### Records ###
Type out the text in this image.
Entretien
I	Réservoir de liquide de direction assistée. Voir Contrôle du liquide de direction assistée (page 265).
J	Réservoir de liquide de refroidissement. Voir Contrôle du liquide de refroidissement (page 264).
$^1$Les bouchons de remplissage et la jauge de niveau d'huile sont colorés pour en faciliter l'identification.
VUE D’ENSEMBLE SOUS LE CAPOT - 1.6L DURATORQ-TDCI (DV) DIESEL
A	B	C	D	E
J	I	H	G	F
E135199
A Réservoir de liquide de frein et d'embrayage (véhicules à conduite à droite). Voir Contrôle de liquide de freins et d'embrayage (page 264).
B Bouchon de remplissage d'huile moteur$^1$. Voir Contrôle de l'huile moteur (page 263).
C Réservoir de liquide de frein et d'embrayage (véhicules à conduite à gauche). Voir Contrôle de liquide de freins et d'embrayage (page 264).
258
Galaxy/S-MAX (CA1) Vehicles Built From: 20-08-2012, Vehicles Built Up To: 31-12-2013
###
▸ Work required: Set every line of the listing down word for word.

▸ Task result:
Type out the text in this image.
Entretien
I	Réservoir de liquide de direction assistée. Voir Contrôle du liquide de direction assistée (page 265).
J	Réservoir de liquide de refroidissement. Voir Contrôle du liquide de refroidissement (page 264).
$^1$Les bouchons de remplissage et la jauge de niveau d'huile sont colorés pour en faciliter l'identification.
VUE D’ENSEMBLE SOUS LE CAPOT - 1.6L DURATORQ-TDCI (DV) DIESEL
A	B	C	D	E
J	I	H	G	F
E135199
A Réservoir de liquide de frein et d'embrayage (véhicules à conduite à droite). Voir Contrôle de liquide de freins et d'embrayage (page 264).
B Bouchon de remplissage d'huile moteur$^1$. Voir Contrôle de l'huile moteur (page 263).
C Réservoir de liquide de frein et d'embrayage (véhicules à conduite à gauche). Voir Contrôle de liquide de freins et d'embrayage (page 264).
258
Galaxy/S-MAX (CA1) Vehicles Built From: 20-08-2012, Vehicles Built Up To: 31-12-2013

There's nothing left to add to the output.